* _PROBLEM DETAILS_
Copy all the material below, exactly as it stands.

* _DATA SECTION_
———
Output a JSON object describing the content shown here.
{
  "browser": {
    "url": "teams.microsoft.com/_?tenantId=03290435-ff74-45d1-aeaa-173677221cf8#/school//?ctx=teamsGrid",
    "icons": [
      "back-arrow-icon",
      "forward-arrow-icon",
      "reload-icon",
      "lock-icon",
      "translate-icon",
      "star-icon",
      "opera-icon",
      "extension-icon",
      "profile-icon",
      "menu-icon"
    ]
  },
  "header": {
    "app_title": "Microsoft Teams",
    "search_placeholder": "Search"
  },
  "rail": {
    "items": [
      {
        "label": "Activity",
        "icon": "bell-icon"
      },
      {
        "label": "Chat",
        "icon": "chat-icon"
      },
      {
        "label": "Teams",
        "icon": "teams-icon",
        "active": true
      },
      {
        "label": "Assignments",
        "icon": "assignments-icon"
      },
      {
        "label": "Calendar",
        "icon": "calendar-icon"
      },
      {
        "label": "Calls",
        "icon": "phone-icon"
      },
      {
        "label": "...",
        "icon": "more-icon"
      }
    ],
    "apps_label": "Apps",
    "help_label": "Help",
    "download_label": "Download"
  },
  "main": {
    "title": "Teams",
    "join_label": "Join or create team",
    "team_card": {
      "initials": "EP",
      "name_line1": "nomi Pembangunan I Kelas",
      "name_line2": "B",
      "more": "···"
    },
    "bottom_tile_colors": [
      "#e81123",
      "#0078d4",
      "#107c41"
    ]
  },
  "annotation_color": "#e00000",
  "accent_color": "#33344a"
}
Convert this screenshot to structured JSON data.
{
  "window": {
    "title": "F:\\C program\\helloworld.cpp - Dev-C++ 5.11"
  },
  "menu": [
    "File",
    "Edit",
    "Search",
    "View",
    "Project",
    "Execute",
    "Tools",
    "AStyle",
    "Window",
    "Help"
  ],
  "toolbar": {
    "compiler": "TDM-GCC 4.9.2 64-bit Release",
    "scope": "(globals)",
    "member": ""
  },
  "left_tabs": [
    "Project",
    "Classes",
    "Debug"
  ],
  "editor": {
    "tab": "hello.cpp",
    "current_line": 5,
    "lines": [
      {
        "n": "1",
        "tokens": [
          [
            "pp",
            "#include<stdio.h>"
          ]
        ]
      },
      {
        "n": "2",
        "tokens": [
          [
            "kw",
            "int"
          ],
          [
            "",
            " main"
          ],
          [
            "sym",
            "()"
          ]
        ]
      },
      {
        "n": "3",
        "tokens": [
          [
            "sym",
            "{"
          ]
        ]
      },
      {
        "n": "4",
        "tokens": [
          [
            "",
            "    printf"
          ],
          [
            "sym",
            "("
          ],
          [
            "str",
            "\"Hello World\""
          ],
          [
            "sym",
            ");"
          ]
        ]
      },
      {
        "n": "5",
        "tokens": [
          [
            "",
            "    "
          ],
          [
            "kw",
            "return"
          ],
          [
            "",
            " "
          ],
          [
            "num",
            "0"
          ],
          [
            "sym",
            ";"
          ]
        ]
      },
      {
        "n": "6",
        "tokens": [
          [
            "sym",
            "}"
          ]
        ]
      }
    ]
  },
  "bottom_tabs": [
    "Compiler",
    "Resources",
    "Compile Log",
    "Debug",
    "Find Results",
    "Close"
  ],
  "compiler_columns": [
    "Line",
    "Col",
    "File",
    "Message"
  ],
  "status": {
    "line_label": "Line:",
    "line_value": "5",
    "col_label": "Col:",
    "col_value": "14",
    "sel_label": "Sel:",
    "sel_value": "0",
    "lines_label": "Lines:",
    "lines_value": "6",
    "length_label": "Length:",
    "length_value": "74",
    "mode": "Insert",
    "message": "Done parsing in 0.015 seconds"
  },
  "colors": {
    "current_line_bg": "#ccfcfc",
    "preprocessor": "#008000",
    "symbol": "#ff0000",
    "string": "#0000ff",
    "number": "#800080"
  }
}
———
* _COMPLETED EXERCISE_
Output a JSON object describing the content shown here.
{
  "browser": {
    "url": "teams.microsoft.com/_?tenantId=03290435-ff74-45d1-aeaa-173677221cf8#/school//?ctx=teamsGrid",
    "icons": [
      "back-arrow-icon",
      "forward-arrow-icon",
      "reload-icon",
      "lock-icon",
      "translate-icon",
      "star-icon",
      "opera-icon",
      "extension-icon",
      "profile-icon",
      "menu-icon"
    ]
  },
  "header": {
    "app_title": "Microsoft Teams",
    "search_placeholder": "Search"
  },
  "rail": {
    "items": [
      {
        "label": "Activity",
        "icon": "bell-icon"
      },
      {
        "label": "Chat",
        "icon": "chat-icon"
      },
      {
        "label": "Teams",
        "icon": "teams-icon",
        "active": true
      },
      {
        "label": "Assignments",
        "icon": "assignments-icon"
      },
      {
        "label": "Calendar",
        "icon": "calendar-icon"
      },
      {
        "label": "Calls",
        "icon": "phone-icon"
      },
      {
        "label": "...",
        "icon": "more-icon"
      }
    ],
    "apps_label": "Apps",
    "help_label": "Help",
    "download_label": "Download"
  },
  "main": {
    "title": "Teams",
    "join_label": "Join or create team",
    "team_card": {
      "initials": "EP",
      "name_line1": "nomi Pembangunan I Kelas",
      "name_line2": "B",
      "more": "···"
    },
    "bottom_tile_colors": [
      "#e81123",
      "#0078d4",
      "#107c41"
    ]
  },
  "annotation_color": "#e00000",
  "accent_color": "#33344a"
}
Convert this screenshot to structured JSON data.
{
  "window": {
    "title": "F:\\C program\\helloworld.cpp - Dev-C++ 5.11"
  },
  "menu": [
    "File",
    "Edit",
    "Search",
    "View",
    "Project",
    "Execute",
    "Tools",
    "AStyle",
    "Window",
    "Help"
  ],
  "toolbar": {
    "compiler": "TDM-GCC 4.9.2 64-bit Release",
    "scope": "(globals)",
    "member": ""
  },
  "left_tabs": [
    "Project",
    "Classes",
    "Debug"
  ],
  "editor": {
    "tab": "hello.cpp",
    "current_line": 5,
    "lines": [
      {
        "n": "1",
        "tokens": [
          [
            "pp",
            "#include<stdio.h>"
          ]
        ]
      },
      {
        "n": "2",
        "tokens": [
          [
            "kw",
            "int"
          ],
          [
            "",
            " main"
          ],
          [
            "sym",
            "()"
          ]
        ]
      },
      {
        "n": "3",
        "tokens": [
          [
            "sym",
            "{"
          ]
        ]
      },
      {
        "n": "4",
        "tokens": [
          [
            "",
            "    printf"
          ],
          [
            "sym",
            "("
          ],
          [
            "str",
            "\"Hello World\""
          ],
          [
            "sym",
            ");"
          ]
        ]
      },
      {
        "n": "5",
        "tokens": [
          [
            "",
            "    "
          ],
          [
            "kw",
            "return"
          ],
          [
            "",
            " "
          ],
          [
            "num",
            "0"
          ],
          [
            "sym",
            ";"
          ]
        ]
      },
      {
        "n": "6",
        "tokens": [
          [
            "sym",
            "}"
          ]
        ]
      }
    ]
  },
  "bottom_tabs": [
    "Compiler",
    "Resources",
    "Compile Log",
    "Debug",
    "Find Results",
    "Close"
  ],
  "compiler_columns": [
    "Line",
    "Col",
    "File",
    "Message"
  ],
  "status": {
    "line_label": "Line:",
    "line_value": "5",
    "col_label": "Col:",
    "col_value": "14",
    "sel_label": "Sel:",
    "sel_value": "0",
    "lines_label": "Lines:",
    "lines_value": "6",
    "length_label": "Length:",
    "length_value": "74",
    "mode": "Insert",
    "message": "Done parsing in 0.015 seconds"
  },
  "colors": {
    "current_line_bg": "#ccfcfc",
    "preprocessor": "#008000",
    "symbol": "#ff0000",
    "string": "#0000ff",
    "number": "#800080"
  }
}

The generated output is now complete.